Lines holding the string "doing" are the ones to copy; find them all in the data.

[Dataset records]

--- START ---

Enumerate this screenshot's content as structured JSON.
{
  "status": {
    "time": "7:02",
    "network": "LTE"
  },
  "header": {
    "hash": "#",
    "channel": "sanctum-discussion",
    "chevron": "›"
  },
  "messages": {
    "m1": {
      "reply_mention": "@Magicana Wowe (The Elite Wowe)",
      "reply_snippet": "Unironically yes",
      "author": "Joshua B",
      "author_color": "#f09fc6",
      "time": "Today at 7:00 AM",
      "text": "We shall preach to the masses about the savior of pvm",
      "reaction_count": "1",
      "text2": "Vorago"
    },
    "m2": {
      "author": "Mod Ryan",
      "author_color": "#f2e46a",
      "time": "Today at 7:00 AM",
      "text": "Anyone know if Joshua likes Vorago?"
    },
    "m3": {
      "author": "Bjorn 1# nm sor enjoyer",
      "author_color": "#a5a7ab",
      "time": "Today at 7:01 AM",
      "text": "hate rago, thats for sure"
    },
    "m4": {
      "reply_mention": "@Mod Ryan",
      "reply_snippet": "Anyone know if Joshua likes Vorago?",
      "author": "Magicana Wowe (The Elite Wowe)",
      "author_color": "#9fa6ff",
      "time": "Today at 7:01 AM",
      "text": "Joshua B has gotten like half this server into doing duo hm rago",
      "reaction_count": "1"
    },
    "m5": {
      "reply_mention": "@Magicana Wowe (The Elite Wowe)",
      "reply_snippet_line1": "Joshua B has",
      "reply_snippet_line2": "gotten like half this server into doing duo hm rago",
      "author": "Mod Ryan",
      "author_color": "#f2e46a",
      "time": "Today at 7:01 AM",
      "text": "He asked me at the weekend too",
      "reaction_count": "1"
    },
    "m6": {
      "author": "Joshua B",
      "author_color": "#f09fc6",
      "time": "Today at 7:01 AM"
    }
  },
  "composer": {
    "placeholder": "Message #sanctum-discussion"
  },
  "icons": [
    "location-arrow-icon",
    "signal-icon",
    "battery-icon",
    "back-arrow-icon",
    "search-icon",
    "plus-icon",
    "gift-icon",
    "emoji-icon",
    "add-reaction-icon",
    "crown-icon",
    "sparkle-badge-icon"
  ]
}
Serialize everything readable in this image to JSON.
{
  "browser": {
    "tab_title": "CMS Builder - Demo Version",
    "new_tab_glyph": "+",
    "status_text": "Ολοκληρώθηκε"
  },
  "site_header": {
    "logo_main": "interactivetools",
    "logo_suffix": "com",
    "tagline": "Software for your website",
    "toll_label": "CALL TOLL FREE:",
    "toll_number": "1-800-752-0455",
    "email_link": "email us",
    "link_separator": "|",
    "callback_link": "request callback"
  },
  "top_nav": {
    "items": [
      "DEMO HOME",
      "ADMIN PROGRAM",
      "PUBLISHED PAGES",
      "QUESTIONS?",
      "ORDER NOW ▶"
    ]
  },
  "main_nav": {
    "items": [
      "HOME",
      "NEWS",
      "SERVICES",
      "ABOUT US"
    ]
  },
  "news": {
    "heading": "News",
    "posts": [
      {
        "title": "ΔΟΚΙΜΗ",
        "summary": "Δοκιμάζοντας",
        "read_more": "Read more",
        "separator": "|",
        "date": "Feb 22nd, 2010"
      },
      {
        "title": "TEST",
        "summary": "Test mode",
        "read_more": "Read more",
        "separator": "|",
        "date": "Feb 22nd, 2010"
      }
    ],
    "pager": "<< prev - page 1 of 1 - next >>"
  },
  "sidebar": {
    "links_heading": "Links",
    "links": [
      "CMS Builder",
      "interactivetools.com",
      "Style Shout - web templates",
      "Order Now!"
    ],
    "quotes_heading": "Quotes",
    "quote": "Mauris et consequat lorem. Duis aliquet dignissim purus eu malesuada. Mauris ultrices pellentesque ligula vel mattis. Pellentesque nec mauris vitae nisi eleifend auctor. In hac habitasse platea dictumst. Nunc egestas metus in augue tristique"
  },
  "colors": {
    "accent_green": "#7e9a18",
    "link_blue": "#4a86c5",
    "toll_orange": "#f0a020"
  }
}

--- END ---

### Result
      "text": "Joshua B has gotten like half this server into doing duo hm rago",
      "reply_snippet_line2": "gotten like half this server into doing duo hm rago",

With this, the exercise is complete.